#### [THE REQUEST]
Omit all pictures. Copy the rest of the material exactly.
# RECORDS SUPPLIED start
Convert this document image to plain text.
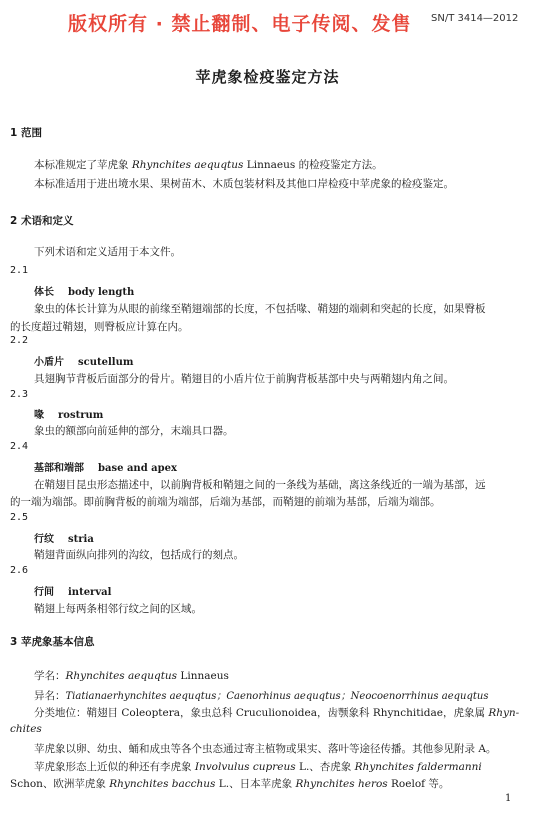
版权所有 · 禁止翻制、电子传阅、发售 SN/T 3414—2012
苹虎象检疫鉴定方法
1 范围
本标准规定了苹虎象 Rhynchites aequqtus Linnaeus 的检疫鉴定方法。
本标准适用于进出境水果、果树苗木、木质包装材料及其他口岸检疫中苹虎象的检疫鉴定。
2 术语和定义
下列术语和定义适用于本文件。
2.1
体长 body length
象虫的体长计算为从眼的前缘至鞘翅端部的长度，不包括喙、鞘翅的端刺和突起的长度，如果臀板
的长度超过鞘翅，则臀板应计算在内。
2.2
小盾片 scutellum
具翅胸节背板后面部分的骨片。鞘翅目的小盾片位于前胸背板基部中央与两鞘翅内角之间。
2.3
喙 rostrum
象虫的额部向前延伸的部分，末端具口器。
2.4
基部和端部 base and apex
在鞘翅目昆虫形态描述中，以前胸背板和鞘翅之间的一条线为基础，离这条线近的一端为基部，远
的一端为端部。即前胸背板的前端为端部，后端为基部，而鞘翅的前端为基部，后端为端部。
2.5
行纹 stria
鞘翅背面纵向排列的沟纹，包括成行的刻点。
2.6
行间 interval
鞘翅上每两条相邻行纹之间的区域。
3 苹虎象基本信息
学名：Rhynchites aequqtus Linnaeus
异名：Tiatianaerhynchites aequqtus；Caenorhinus aequqtus；Neocoenorrhinus aequqtus
分类地位：鞘翅目 Coleoptera，象虫总科 Cruculionoidea，齿颚象科 Rhynchitidae，虎象属 Rhyn-
chites
苹虎象以卵、幼虫、蛹和成虫等各个虫态通过寄主植物或果实、落叶等途径传播。其他参见附录 A。
苹虎象形态上近似的种还有李虎象 Involvulus cupreus L.、杏虎象 Rhynchites faldermanni
Schon、欧洲苹虎象 Rhynchites bacchus L.、日本苹虎象 Rhynchites heros Roelof 等。
1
# RECORDS SUPPLIED end
#### [EXERCISE RESPONSE]
Convert this document image to plain text.
版权所有 · 禁止翻制、电子传阅、发售 SN/T 3414—2012
苹虎象检疫鉴定方法
1 范围
本标准规定了苹虎象 Rhynchites aequqtus Linnaeus 的检疫鉴定方法。
本标准适用于进出境水果、果树苗木、木质包装材料及其他口岸检疫中苹虎象的检疫鉴定。
2 术语和定义
下列术语和定义适用于本文件。
2.1
体长 body length
象虫的体长计算为从眼的前缘至鞘翅端部的长度，不包括喙、鞘翅的端刺和突起的长度，如果臀板
的长度超过鞘翅，则臀板应计算在内。
2.2
小盾片 scutellum
具翅胸节背板后面部分的骨片。鞘翅目的小盾片位于前胸背板基部中央与两鞘翅内角之间。
2.3
喙 rostrum
象虫的额部向前延伸的部分，末端具口器。
2.4
基部和端部 base and apex
在鞘翅目昆虫形态描述中，以前胸背板和鞘翅之间的一条线为基础，离这条线近的一端为基部，远
的一端为端部。即前胸背板的前端为端部，后端为基部，而鞘翅的前端为基部，后端为端部。
2.5
行纹 stria
鞘翅背面纵向排列的沟纹，包括成行的刻点。
2.6
行间 interval
鞘翅上每两条相邻行纹之间的区域。
3 苹虎象基本信息
学名：Rhynchites aequqtus Linnaeus
异名：Tiatianaerhynchites aequqtus；Caenorhinus aequqtus；Neocoenorrhinus aequqtus
分类地位：鞘翅目 Coleoptera，象虫总科 Cruculionoidea，齿颚象科 Rhynchitidae，虎象属 Rhyn-
chites
苹虎象以卵、幼虫、蛹和成虫等各个虫态通过寄主植物或果实、落叶等途径传播。其他参见附录 A。
苹虎象形态上近似的种还有李虎象 Involvulus cupreus L.、杏虎象 Rhynchites faldermanni
Schon、欧洲苹虎象 Rhynchites bacchus L.、日本苹虎象 Rhynchites heros Roelof 等。
1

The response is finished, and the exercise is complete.